— Begin —

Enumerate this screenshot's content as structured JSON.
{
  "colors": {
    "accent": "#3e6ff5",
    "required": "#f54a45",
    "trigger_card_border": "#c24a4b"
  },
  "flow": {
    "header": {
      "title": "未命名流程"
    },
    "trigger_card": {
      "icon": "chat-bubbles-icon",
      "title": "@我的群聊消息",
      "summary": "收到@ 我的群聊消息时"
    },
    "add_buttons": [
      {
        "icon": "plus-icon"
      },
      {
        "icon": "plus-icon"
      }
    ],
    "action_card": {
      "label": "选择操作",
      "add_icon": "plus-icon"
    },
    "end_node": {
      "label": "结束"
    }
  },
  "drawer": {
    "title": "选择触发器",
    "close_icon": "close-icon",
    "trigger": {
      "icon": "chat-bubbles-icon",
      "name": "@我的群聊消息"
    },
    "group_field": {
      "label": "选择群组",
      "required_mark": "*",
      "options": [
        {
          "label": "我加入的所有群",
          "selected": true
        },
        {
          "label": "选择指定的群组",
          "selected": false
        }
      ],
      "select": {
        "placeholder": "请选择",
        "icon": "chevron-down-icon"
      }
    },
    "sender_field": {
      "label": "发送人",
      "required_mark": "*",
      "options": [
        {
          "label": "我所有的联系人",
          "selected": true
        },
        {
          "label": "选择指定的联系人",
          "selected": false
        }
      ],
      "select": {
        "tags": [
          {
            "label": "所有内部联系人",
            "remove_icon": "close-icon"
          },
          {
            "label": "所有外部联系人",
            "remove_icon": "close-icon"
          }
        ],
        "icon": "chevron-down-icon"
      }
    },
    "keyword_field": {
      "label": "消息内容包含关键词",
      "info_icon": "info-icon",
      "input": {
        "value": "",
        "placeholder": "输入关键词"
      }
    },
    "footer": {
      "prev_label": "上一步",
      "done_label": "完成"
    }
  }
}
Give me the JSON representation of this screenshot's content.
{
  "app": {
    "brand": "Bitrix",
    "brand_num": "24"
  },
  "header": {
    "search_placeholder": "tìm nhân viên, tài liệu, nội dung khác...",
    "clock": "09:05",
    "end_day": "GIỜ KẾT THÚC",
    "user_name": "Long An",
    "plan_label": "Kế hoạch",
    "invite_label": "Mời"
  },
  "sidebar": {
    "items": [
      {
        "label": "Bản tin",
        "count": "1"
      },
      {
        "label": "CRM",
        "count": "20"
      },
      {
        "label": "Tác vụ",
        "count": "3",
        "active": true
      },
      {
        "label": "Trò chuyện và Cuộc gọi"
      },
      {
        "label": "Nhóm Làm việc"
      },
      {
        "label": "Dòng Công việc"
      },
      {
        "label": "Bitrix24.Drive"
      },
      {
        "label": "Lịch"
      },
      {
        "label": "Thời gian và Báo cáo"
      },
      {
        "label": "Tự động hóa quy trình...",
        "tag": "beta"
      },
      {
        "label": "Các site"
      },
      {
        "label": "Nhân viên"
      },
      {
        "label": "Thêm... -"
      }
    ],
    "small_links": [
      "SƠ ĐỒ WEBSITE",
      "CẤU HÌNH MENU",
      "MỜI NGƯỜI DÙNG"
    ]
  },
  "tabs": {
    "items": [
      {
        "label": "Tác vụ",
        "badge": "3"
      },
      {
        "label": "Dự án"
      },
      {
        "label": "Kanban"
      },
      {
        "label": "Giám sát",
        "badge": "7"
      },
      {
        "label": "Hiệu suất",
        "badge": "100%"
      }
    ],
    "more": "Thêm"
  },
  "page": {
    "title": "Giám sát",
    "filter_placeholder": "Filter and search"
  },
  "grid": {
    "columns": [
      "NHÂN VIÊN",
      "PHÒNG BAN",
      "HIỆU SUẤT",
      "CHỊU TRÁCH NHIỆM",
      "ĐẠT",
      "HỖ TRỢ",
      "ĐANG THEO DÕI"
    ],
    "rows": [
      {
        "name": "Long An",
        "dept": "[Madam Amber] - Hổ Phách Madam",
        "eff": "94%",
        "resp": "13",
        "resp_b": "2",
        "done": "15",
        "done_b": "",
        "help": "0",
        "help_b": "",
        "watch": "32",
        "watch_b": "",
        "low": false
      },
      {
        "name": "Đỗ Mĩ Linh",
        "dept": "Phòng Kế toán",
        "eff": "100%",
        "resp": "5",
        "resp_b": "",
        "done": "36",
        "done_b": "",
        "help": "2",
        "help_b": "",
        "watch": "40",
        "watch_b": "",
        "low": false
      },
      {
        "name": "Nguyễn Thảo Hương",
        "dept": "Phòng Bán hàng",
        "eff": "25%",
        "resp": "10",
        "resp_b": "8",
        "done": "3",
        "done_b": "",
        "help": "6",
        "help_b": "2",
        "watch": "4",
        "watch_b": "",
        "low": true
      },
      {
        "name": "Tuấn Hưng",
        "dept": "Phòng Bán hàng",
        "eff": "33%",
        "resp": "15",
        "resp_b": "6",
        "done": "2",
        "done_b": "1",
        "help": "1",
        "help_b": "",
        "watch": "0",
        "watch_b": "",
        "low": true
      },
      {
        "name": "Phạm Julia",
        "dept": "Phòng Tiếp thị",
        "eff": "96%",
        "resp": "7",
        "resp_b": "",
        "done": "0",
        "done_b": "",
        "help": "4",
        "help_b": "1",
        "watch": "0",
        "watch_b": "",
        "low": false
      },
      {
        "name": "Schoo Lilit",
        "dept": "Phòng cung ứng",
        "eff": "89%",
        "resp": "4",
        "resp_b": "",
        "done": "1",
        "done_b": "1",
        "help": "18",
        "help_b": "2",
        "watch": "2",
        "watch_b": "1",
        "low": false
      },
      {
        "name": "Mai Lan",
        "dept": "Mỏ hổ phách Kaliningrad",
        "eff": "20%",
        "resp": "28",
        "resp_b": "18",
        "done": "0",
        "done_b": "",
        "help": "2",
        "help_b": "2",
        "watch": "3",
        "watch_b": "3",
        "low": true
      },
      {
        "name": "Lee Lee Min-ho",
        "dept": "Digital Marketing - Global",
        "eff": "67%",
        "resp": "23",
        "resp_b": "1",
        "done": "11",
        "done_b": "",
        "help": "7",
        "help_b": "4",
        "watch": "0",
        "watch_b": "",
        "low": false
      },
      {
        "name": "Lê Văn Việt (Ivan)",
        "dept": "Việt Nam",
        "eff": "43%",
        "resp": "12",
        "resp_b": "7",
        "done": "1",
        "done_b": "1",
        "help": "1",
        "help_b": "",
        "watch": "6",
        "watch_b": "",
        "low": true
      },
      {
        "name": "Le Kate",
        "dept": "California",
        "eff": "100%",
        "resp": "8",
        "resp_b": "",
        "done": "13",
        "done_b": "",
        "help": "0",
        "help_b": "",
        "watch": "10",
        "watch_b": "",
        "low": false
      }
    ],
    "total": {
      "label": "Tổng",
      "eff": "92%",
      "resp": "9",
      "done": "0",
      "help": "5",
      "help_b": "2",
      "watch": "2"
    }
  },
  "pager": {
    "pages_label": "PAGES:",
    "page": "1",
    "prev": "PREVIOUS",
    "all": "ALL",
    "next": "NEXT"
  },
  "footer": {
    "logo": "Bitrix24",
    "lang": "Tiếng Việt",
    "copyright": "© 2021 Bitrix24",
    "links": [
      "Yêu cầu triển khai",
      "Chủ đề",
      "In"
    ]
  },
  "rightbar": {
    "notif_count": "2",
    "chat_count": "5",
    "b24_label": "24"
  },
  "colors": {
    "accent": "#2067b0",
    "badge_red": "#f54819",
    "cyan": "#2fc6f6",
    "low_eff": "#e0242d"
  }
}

— End —

Aim: Give the records above again, word for word.

Correct output:
Enumerate this screenshot's content as structured JSON.
{
  "colors": {
    "accent": "#3e6ff5",
    "required": "#f54a45",
    "trigger_card_border": "#c24a4b"
  },
  "flow": {
    "header": {
      "title": "未命名流程"
    },
    "trigger_card": {
      "icon": "chat-bubbles-icon",
      "title": "@我的群聊消息",
      "summary": "收到@ 我的群聊消息时"
    },
    "add_buttons": [
      {
        "icon": "plus-icon"
      },
      {
        "icon": "plus-icon"
      }
    ],
    "action_card": {
      "label": "选择操作",
      "add_icon": "plus-icon"
    },
    "end_node": {
      "label": "结束"
    }
  },
  "drawer": {
    "title": "选择触发器",
    "close_icon": "close-icon",
    "trigger": {
      "icon": "chat-bubbles-icon",
      "name": "@我的群聊消息"
    },
    "group_field": {
      "label": "选择群组",
      "required_mark": "*",
      "options": [
        {
          "label": "我加入的所有群",
          "selected": true
        },
        {
          "label": "选择指定的群组",
          "selected": false
        }
      ],
      "select": {
        "placeholder": "请选择",
        "icon": "chevron-down-icon"
      }
    },
    "sender_field": {
      "label": "发送人",
      "required_mark": "*",
      "options": [
        {
          "label": "我所有的联系人",
          "selected": true
        },
        {
          "label": "选择指定的联系人",
          "selected": false
        }
      ],
      "select": {
        "tags": [
          {
            "label": "所有内部联系人",
            "remove_icon": "close-icon"
          },
          {
            "label": "所有外部联系人",
            "remove_icon": "close-icon"
          }
        ],
        "icon": "chevron-down-icon"
      }
    },
    "keyword_field": {
      "label": "消息内容包含关键词",
      "info_icon": "info-icon",
      "input": {
        "value": "",
        "placeholder": "输入关键词"
      }
    },
    "footer": {
      "prev_label": "上一步",
      "done_label": "完成"
    }
  }
}
Give me the JSON representation of this screenshot's content.
{
  "app": {
    "brand": "Bitrix",
    "brand_num": "24"
  },
  "header": {
    "search_placeholder": "tìm nhân viên, tài liệu, nội dung khác...",
    "clock": "09:05",
    "end_day": "GIỜ KẾT THÚC",
    "user_name": "Long An",
    "plan_label": "Kế hoạch",
    "invite_label": "Mời"
  },
  "sidebar": {
    "items": [
      {
        "label": "Bản tin",
        "count": "1"
      },
      {
        "label": "CRM",
        "count": "20"
      },
      {
        "label": "Tác vụ",
        "count": "3",
        "active": true
      },
      {
        "label": "Trò chuyện và Cuộc gọi"
      },
      {
        "label": "Nhóm Làm việc"
      },
      {
        "label": "Dòng Công việc"
      },
      {
        "label": "Bitrix24.Drive"
      },
      {
        "label": "Lịch"
      },
      {
        "label": "Thời gian và Báo cáo"
      },
      {
        "label": "Tự động hóa quy trình...",
        "tag": "beta"
      },
      {
        "label": "Các site"
      },
      {
        "label": "Nhân viên"
      },
      {
        "label": "Thêm... -"
      }
    ],
    "small_links": [
      "SƠ ĐỒ WEBSITE",
      "CẤU HÌNH MENU",
      "MỜI NGƯỜI DÙNG"
    ]
  },
  "tabs": {
    "items": [
      {
        "label": "Tác vụ",
        "badge": "3"
      },
      {
        "label": "Dự án"
      },
      {
        "label": "Kanban"
      },
      {
        "label": "Giám sát",
        "badge": "7"
      },
      {
        "label": "Hiệu suất",
        "badge": "100%"
      }
    ],
    "more": "Thêm"
  },
  "page": {
    "title": "Giám sát",
    "filter_placeholder": "Filter and search"
  },
  "grid": {
    "columns": [
      "NHÂN VIÊN",
      "PHÒNG BAN",
      "HIỆU SUẤT",
      "CHỊU TRÁCH NHIỆM",
      "ĐẠT",
      "HỖ TRỢ",
      "ĐANG THEO DÕI"
    ],
    "rows": [
      {
        "name": "Long An",
        "dept": "[Madam Amber] - Hổ Phách Madam",
        "eff": "94%",
        "resp": "13",
        "resp_b": "2",
        "done": "15",
        "done_b": "",
        "help": "0",
        "help_b": "",
        "watch": "32",
        "watch_b": "",
        "low": false
      },
      {
        "name": "Đỗ Mĩ Linh",
        "dept": "Phòng Kế toán",
        "eff": "100%",
        "resp": "5",
        "resp_b": "",
        "done": "36",
        "done_b": "",
        "help": "2",
        "help_b": "",
        "watch": "40",
        "watch_b": "",
        "low": false
      },
      {
        "name": "Nguyễn Thảo Hương",
        "dept": "Phòng Bán hàng",
        "eff": "25%",
        "resp": "10",
        "resp_b": "8",
        "done": "3",
        "done_b": "",
        "help": "6",
        "help_b": "2",
        "watch": "4",
        "watch_b": "",
        "low": true
      },
      {
        "name": "Tuấn Hưng",
        "dept": "Phòng Bán hàng",
        "eff": "33%",
        "resp": "15",
        "resp_b": "6",
        "done": "2",
        "done_b": "1",
        "help": "1",
        "help_b": "",
        "watch": "0",
        "watch_b": "",
        "low": true
      },
      {
        "name": "Phạm Julia",
        "dept": "Phòng Tiếp thị",
        "eff": "96%",
        "resp": "7",
        "resp_b": "",
        "done": "0",
        "done_b": "",
        "help": "4",
        "help_b": "1",
        "watch": "0",
        "watch_b": "",
        "low": false
      },
      {
        "name": "Schoo Lilit",
        "dept": "Phòng cung ứng",
        "eff": "89%",
        "resp": "4",
        "resp_b": "",
        "done": "1",
        "done_b": "1",
        "help": "18",
        "help_b": "2",
        "watch": "2",
        "watch_b": "1",
        "low": false
      },
      {
        "name": "Mai Lan",
        "dept": "Mỏ hổ phách Kaliningrad",
        "eff": "20%",
        "resp": "28",
        "resp_b": "18",
        "done": "0",
        "done_b": "",
        "help": "2",
        "help_b": "2",
        "watch": "3",
        "watch_b": "3",
        "low": true
      },
      {
        "name": "Lee Lee Min-ho",
        "dept": "Digital Marketing - Global",
        "eff": "67%",
        "resp": "23",
        "resp_b": "1",
        "done": "11",
        "done_b": "",
        "help": "7",
        "help_b": "4",
        "watch": "0",
        "watch_b": "",
        "low": false
      },
      {
        "name": "Lê Văn Việt (Ivan)",
        "dept": "Việt Nam",
        "eff": "43%",
        "resp": "12",
        "resp_b": "7",
        "done": "1",
        "done_b": "1",
        "help": "1",
        "help_b": "",
        "watch": "6",
        "watch_b": "",
        "low": true
      },
      {
        "name": "Le Kate",
        "dept": "California",
        "eff": "100%",
        "resp": "8",
        "resp_b": "",
        "done": "13",
        "done_b": "",
        "help": "0",
        "help_b": "",
        "watch": "10",
        "watch_b": "",
        "low": false
      }
    ],
    "total": {
      "label": "Tổng",
      "eff": "92%",
      "resp": "9",
      "done": "0",
      "help": "5",
      "help_b": "2",
      "watch": "2"
    }
  },
  "pager": {
    "pages_label": "PAGES:",
    "page": "1",
    "prev": "PREVIOUS",
    "all": "ALL",
    "next": "NEXT"
  },
  "footer": {
    "logo": "Bitrix24",
    "lang": "Tiếng Việt",
    "copyright": "© 2021 Bitrix24",
    "links": [
      "Yêu cầu triển khai",
      "Chủ đề",
      "In"
    ]
  },
  "rightbar": {
    "notif_count": "2",
    "chat_count": "5",
    "b24_label": "24"
  },
  "colors": {
    "accent": "#2067b0",
    "badge_red": "#f54819",
    "cyan": "#2fc6f6",
    "low_eff": "#e0242d"
  }
}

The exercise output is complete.